■ Working data ■
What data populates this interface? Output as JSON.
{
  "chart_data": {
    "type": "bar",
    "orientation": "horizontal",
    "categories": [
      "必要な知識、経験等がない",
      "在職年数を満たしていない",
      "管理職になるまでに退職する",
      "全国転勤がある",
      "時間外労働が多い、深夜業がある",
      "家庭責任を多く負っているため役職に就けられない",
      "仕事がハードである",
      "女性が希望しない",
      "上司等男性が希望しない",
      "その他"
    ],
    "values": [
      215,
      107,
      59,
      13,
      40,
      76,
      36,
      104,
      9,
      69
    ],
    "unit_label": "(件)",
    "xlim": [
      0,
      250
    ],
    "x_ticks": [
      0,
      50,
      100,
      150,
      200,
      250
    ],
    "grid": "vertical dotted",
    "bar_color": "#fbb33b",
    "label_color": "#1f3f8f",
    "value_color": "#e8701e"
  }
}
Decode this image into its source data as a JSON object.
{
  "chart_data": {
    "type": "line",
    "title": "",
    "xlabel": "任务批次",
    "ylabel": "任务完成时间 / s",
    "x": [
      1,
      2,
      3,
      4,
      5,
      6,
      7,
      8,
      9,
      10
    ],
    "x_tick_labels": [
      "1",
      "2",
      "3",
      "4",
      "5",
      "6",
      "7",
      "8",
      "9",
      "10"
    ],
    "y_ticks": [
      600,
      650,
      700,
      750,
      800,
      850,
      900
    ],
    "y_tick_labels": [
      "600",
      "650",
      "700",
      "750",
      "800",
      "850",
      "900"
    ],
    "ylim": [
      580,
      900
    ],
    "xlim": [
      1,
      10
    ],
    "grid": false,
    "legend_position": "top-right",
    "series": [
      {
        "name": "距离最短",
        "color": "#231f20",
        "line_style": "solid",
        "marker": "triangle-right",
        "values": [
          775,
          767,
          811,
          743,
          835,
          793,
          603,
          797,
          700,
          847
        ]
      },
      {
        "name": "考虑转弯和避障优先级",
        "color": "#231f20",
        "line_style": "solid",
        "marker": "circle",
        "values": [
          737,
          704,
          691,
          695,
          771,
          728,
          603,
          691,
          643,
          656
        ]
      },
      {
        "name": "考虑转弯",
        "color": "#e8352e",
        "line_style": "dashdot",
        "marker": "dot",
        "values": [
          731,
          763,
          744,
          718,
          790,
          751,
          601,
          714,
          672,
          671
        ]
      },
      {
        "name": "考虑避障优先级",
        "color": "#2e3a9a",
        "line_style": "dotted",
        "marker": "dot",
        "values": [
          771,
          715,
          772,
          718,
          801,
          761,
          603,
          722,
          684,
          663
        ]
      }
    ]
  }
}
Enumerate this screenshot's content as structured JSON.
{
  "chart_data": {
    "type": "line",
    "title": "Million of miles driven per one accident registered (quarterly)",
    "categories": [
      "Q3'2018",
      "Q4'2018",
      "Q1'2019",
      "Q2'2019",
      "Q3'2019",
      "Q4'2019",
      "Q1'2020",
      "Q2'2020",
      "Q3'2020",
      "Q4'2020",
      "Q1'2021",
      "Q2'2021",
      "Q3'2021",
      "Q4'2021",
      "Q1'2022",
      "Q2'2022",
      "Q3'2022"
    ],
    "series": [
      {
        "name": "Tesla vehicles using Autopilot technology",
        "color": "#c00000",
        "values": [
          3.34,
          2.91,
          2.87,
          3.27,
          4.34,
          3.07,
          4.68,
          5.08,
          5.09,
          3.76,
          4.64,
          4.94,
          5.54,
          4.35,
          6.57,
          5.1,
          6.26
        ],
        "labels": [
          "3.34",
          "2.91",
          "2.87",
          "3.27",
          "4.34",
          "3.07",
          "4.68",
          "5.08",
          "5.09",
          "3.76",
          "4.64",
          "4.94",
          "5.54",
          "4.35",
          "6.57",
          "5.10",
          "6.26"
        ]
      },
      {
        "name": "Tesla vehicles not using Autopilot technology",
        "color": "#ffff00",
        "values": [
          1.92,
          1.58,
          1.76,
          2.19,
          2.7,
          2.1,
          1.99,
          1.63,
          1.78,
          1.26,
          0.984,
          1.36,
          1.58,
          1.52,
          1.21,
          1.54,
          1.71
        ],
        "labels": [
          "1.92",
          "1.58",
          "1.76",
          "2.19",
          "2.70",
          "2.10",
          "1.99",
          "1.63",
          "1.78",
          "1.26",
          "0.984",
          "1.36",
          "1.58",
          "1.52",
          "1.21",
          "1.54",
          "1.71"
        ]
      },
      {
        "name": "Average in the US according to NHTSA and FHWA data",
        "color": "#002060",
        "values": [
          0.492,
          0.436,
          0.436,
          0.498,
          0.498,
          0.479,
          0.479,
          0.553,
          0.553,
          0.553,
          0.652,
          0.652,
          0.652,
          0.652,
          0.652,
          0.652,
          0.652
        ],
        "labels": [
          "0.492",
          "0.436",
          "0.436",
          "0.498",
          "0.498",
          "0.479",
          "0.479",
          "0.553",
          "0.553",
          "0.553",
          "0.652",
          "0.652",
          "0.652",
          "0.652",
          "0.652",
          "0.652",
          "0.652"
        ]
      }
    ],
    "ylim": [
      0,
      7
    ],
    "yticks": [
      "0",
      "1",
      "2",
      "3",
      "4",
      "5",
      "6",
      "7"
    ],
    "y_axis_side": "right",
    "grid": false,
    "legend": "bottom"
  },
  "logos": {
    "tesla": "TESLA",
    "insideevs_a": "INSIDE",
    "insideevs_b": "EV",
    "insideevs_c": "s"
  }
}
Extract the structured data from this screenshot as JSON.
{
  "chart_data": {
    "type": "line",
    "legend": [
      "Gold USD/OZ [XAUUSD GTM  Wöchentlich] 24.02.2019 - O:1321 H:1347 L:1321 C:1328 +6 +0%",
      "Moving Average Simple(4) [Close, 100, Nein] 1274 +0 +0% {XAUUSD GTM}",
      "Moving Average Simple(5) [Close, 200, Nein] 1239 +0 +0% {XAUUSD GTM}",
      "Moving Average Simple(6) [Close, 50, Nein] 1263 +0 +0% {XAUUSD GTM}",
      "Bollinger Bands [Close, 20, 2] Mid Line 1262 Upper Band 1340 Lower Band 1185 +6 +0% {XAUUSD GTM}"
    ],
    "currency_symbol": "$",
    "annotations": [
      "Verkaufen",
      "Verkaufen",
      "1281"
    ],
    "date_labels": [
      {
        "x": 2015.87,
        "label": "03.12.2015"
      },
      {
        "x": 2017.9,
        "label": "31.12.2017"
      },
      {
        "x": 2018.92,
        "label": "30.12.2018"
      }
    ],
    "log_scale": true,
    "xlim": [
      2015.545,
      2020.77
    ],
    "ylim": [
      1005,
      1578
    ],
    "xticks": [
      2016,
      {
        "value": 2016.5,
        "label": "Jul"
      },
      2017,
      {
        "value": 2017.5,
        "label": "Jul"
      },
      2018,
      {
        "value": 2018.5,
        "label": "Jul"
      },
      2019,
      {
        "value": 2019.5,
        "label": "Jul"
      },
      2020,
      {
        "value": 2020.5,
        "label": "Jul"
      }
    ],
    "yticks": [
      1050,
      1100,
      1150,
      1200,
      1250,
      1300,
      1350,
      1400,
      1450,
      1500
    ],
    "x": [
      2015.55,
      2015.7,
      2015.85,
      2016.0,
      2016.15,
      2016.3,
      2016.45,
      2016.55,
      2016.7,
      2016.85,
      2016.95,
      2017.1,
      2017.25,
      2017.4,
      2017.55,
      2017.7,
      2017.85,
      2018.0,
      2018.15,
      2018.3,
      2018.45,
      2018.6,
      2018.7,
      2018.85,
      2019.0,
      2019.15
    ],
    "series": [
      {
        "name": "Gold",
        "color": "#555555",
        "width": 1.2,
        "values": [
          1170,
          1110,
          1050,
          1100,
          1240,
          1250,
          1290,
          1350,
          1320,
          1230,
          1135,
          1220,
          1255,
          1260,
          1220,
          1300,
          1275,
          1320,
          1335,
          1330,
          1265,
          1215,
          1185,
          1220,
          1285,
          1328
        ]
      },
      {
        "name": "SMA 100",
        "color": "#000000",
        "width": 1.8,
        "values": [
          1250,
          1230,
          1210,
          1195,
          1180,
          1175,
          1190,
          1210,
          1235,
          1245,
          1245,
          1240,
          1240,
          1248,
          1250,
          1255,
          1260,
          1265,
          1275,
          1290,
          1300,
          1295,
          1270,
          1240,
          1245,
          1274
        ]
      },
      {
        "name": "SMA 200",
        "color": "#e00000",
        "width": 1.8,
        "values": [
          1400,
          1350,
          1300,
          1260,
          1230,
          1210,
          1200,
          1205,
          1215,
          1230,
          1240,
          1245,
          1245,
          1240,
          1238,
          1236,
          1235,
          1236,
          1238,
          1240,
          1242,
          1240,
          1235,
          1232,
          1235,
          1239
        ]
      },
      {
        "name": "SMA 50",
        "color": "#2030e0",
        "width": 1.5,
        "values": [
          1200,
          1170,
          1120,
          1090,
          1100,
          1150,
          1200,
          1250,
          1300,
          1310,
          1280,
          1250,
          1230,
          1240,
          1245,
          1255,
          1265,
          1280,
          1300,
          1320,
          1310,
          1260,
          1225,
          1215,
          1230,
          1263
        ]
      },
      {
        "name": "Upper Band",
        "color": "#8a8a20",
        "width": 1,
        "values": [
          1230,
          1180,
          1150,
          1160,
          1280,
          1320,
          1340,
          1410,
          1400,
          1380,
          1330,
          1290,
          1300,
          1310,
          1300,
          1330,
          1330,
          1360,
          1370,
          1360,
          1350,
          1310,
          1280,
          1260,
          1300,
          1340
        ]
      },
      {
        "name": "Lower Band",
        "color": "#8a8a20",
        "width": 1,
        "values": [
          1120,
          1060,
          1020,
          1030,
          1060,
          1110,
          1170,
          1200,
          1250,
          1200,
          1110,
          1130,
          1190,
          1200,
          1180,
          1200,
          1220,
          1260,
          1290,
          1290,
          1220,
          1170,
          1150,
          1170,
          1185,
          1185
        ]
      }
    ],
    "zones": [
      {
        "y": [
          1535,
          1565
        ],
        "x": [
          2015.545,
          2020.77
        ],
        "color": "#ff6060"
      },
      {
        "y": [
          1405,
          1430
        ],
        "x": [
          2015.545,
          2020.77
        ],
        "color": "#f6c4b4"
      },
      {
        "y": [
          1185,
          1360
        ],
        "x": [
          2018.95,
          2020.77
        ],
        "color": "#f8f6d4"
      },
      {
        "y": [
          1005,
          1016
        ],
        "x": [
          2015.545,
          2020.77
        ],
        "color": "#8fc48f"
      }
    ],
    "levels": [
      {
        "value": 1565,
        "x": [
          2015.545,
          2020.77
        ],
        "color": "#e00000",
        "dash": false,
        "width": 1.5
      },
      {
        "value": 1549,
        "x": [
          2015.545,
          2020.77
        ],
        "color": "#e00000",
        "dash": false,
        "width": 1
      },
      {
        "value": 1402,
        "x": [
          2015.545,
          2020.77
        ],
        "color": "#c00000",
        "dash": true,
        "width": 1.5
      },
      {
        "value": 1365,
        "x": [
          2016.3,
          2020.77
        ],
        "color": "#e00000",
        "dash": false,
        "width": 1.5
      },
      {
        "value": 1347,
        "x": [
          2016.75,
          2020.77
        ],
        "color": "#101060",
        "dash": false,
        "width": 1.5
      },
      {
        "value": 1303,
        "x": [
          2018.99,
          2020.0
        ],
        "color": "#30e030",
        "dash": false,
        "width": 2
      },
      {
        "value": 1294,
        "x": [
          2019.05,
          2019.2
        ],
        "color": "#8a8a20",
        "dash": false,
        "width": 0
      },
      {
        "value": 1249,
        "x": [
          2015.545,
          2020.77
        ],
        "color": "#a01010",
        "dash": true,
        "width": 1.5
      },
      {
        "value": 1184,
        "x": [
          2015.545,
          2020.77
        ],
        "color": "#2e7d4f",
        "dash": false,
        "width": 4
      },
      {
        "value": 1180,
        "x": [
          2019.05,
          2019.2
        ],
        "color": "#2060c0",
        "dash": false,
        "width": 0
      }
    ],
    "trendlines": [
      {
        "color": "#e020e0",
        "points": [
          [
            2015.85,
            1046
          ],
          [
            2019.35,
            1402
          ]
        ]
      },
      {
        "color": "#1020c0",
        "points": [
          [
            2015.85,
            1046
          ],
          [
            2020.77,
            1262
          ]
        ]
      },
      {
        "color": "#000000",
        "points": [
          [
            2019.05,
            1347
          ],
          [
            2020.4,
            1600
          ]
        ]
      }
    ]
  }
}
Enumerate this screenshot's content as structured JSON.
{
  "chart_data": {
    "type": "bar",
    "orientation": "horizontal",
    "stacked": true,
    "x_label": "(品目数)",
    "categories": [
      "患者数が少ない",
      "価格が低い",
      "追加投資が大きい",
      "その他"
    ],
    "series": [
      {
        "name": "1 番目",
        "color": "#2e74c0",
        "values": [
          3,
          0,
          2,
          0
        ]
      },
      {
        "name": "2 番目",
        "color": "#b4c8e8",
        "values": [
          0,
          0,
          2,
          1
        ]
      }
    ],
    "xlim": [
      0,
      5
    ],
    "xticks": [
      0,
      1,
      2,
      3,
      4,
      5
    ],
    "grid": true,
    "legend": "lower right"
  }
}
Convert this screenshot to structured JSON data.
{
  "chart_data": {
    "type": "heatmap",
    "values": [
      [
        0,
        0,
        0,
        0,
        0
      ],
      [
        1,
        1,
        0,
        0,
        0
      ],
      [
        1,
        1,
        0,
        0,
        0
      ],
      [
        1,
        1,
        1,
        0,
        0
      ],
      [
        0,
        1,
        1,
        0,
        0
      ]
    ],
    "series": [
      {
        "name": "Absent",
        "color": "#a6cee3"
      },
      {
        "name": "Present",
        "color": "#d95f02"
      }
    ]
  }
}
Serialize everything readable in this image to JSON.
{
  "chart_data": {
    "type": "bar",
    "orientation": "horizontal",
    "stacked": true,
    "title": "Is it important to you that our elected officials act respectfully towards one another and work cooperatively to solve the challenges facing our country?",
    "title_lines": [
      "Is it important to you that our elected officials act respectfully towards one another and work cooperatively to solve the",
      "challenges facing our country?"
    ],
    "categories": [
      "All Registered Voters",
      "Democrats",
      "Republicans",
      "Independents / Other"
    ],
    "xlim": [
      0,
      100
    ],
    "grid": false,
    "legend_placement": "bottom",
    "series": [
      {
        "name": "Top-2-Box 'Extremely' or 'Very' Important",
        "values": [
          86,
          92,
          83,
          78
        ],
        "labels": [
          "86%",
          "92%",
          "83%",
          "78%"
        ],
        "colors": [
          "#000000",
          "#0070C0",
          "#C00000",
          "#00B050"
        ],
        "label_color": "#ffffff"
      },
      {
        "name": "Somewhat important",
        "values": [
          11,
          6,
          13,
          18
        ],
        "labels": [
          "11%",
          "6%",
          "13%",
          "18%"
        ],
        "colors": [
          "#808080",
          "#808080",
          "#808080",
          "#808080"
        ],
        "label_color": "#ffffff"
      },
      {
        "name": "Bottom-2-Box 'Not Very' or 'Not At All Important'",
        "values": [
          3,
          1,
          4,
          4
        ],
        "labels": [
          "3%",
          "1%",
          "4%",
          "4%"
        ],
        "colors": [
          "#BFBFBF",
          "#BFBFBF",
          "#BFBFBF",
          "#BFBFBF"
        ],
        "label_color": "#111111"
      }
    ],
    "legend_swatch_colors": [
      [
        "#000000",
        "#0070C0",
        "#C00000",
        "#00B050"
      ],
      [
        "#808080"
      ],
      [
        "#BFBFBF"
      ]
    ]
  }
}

■ Exercise goal ■
Copy out every line in the entries above that holds "Moving".

■ Task answer ■
      "Moving Average Simple(4) [Close, 100, Nein] 1274 +0 +0% {XAUUSD GTM}",
      "Moving Average Simple(5) [Close, 200, Nein] 1239 +0 +0% {XAUUSD GTM}",
      "Moving Average Simple(6) [Close, 50, Nein] 1263 +0 +0% {XAUUSD GTM}",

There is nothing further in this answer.